REQUIREMENTS »
Pick out each line of the records that includes the string "экспертизы", and copy it.
——
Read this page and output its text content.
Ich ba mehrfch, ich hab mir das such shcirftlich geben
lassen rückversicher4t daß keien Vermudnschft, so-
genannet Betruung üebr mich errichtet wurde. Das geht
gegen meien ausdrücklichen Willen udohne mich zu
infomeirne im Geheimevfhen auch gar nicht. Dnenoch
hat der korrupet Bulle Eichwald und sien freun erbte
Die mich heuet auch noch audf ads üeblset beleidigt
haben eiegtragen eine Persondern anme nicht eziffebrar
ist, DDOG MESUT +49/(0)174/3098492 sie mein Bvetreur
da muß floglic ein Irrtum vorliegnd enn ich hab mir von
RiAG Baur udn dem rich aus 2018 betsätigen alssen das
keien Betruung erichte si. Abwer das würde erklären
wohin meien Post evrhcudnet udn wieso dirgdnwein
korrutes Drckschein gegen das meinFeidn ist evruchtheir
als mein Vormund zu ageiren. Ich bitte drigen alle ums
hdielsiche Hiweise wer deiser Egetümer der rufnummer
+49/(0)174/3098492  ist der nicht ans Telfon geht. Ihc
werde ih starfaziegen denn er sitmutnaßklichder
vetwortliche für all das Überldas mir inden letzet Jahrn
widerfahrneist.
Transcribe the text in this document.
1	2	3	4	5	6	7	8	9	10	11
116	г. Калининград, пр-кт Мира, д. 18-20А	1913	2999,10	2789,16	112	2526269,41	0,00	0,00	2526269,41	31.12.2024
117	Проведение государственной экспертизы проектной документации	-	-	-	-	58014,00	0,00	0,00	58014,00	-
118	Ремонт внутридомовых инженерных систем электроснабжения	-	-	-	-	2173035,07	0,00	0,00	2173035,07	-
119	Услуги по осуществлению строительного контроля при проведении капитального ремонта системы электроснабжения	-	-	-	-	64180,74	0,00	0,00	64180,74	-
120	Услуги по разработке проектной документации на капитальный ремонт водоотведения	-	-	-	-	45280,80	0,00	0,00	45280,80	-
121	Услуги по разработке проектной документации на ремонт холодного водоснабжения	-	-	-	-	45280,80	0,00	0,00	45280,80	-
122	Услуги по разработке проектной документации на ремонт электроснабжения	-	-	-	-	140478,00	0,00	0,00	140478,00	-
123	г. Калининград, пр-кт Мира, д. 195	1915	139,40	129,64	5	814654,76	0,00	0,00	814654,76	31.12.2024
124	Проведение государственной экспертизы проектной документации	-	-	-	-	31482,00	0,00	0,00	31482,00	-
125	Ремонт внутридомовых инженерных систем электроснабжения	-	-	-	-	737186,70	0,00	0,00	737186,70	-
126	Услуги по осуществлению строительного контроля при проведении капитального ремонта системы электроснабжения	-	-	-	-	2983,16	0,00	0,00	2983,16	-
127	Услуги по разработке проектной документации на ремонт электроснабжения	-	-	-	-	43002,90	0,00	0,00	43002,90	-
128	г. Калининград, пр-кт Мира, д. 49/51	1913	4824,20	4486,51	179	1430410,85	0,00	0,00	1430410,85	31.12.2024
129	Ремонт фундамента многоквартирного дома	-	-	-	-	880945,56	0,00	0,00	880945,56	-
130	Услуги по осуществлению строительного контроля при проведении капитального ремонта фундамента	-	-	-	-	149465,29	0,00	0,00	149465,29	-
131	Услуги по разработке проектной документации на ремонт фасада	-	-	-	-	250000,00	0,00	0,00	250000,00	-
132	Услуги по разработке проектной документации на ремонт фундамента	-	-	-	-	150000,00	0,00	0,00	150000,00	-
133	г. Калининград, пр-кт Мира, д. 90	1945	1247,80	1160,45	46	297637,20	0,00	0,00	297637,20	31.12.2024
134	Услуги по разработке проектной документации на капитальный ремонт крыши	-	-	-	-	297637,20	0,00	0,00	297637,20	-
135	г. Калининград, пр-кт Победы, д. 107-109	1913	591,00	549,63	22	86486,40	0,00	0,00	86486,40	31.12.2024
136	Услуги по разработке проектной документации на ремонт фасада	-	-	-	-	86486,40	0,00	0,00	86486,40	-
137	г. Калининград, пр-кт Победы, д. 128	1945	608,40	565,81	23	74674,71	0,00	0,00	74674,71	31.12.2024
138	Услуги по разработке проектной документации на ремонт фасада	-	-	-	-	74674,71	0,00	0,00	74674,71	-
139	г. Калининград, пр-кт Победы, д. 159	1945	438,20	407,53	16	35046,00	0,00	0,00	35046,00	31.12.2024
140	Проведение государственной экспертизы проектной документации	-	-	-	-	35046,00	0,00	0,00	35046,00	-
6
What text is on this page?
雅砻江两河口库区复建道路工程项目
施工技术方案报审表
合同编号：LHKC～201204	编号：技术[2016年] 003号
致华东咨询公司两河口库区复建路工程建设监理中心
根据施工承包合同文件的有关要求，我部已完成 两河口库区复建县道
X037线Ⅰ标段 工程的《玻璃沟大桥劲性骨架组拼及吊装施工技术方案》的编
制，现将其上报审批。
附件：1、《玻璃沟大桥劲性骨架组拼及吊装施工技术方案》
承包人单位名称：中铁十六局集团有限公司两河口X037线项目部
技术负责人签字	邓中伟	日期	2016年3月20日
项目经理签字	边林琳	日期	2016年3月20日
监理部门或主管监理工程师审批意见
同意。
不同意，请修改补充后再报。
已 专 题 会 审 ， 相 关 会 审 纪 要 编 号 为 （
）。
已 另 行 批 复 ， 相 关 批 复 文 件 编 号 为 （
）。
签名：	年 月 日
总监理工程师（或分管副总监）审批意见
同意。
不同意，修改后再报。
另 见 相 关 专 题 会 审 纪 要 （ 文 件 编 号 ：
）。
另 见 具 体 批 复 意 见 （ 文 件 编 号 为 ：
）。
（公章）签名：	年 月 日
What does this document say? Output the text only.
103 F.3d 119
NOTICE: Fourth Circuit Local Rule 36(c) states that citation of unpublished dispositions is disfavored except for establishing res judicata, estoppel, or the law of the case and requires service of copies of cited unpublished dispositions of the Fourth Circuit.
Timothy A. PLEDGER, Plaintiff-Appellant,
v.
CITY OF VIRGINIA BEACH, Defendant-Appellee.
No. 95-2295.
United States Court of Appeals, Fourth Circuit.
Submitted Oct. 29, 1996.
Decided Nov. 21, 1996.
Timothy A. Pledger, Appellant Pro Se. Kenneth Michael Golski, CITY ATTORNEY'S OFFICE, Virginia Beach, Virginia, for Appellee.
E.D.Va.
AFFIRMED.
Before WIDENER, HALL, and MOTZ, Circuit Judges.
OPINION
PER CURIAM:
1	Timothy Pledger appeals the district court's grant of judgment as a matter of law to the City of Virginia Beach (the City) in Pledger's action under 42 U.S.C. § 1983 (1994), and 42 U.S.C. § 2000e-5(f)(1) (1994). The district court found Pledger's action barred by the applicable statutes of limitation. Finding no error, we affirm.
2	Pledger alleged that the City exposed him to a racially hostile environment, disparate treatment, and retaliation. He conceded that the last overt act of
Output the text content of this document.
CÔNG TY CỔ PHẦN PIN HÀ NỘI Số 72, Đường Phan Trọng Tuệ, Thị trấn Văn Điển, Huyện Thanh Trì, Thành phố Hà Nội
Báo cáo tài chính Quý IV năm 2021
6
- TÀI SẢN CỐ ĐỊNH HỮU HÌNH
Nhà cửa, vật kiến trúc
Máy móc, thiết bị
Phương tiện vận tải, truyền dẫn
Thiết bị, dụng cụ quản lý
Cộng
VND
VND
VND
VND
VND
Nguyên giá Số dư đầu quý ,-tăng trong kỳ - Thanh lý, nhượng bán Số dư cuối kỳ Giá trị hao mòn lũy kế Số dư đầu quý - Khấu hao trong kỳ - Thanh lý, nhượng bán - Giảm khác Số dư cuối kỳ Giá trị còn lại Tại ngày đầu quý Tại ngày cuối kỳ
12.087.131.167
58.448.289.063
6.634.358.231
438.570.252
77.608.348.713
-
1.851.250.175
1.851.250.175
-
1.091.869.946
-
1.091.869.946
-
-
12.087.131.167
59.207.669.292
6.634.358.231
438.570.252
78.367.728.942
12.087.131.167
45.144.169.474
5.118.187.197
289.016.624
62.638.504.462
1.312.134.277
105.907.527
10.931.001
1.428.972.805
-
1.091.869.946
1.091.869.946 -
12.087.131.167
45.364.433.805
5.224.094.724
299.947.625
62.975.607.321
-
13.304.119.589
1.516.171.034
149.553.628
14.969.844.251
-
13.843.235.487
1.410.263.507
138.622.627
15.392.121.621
——
WRITTEN RESPONSE »
117	Проведение государственной экспертизы проектной документации	-	-	-	-	58014,00	0,00	0,00	58014,00	-
124	Проведение государственной экспертизы проектной документации	-	-	-	-	31482,00	0,00	0,00	31482,00	-
140	Проведение государственной экспертизы проектной документации	-	-	-	-	35046,00	0,00	0,00	35046,00	-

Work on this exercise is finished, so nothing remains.